> The task: Scan the material below for the string "among", and copy every line where it shows up.

[Dataset entries]
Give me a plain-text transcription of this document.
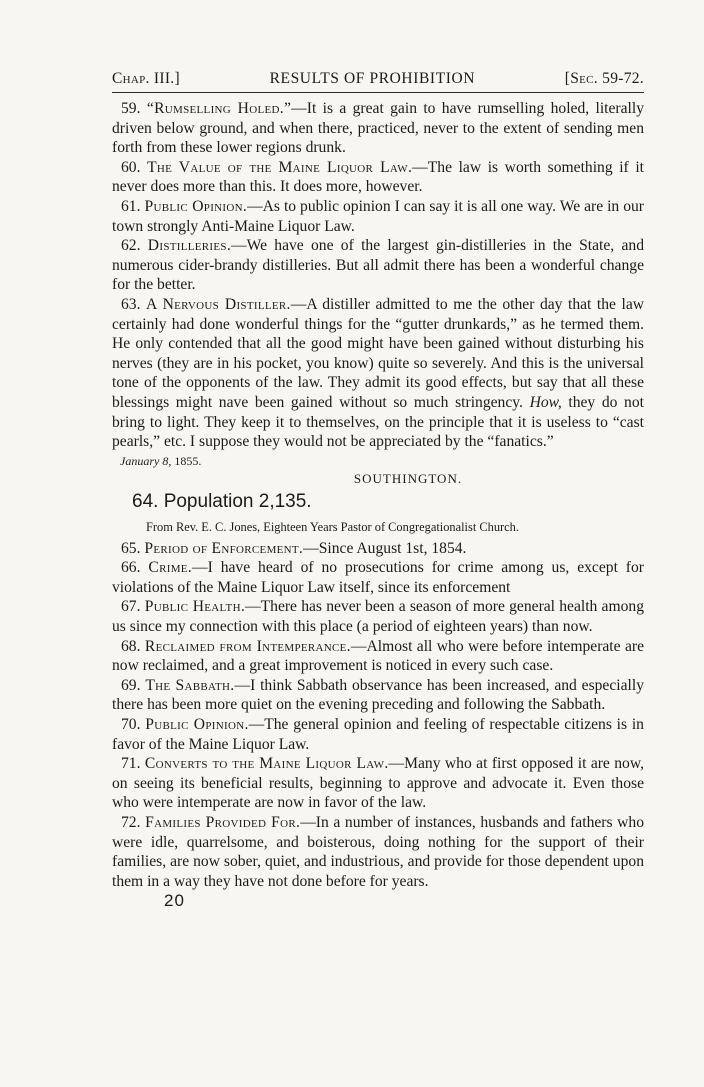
Chap. III.]	RESULTS OF PROHIBITION	[Sec. 59-72.

59. “Rumselling Holed.”—It is a great gain to have rumselling holed, literally driven below ground, and when there, practiced, never to the extent of sending men forth from these lower regions drunk.

60. The Value of the Maine Liquor Law.—The law is worth something if it never does more than this. It does more, however.

61. Public Opinion.—As to public opinion I can say it is all one way. We are in our town strongly Anti-Maine Liquor Law.

62. Distilleries.—We have one of the largest gin-distilleries in the State, and numerous cider-brandy distilleries. But all admit there has been a wonderful change for the better.

63. A Nervous Distiller.—A distiller admitted to me the other day that the law certainly had done wonderful things for the “gutter drunkards,” as he termed them. He only contended that all the good might have been gained without disturbing his nerves (they are in his pocket, you know) quite so severely. And this is the universal tone of the opponents of the law. They admit its good effects, but say that all these blessings might nave been gained without so much stringency. How, they do not bring to light. They keep it to themselves, on the principle that it is useless to “cast pearls,” etc. I suppose they would not be appreciated by the “fanatics.”

January 8, 1855.
SOUTHINGTON.
64. Population 2,135.
From Rev. E. C. Jones, Eighteen Years Pastor of Congregationalist Church.

65. Period of Enforcement.—Since August 1st, 1854.

66. Crime.—I have heard of no prosecutions for crime among us, except for violations of the Maine Liquor Law itself, since its enforcement

67. Public Health.—There has never been a season of more general health among us since my connection with this place (a period of eighteen years) than now.

68. Reclaimed from Intemperance.—Almost all who were before intemperate are now reclaimed, and a great improvement is noticed in every such case.

69. The Sabbath.—I think Sabbath observance has been increased, and especially there has been more quiet on the evening preceding and following the Sabbath.

70. Public Opinion.—The general opinion and feeling of respectable citizens is in favor of the Maine Liquor Law.

71. Converts to the Maine Liquor Law.—Many who at first opposed it are now, on seeing its beneficial results, beginning to approve and advocate it. Even those who were intemperate are now in favor of the law.

72. Families Provided For.—In a number of instances, husbands and fathers who were idle, quarrelsome, and boisterous, doing nothing for the support of their families, are now sober, quiet, and industrious, and provide for those dependent upon them in a way they have not done before for years.

20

> Finished answer:
66. Crime.—I have heard of no prosecutions for crime among us, except for violations of the Maine Liquor Law itself, since its enforcement
67. Public Health.—There has never been a season of more general health among us since my connection with this place (a period of eighteen years) than now.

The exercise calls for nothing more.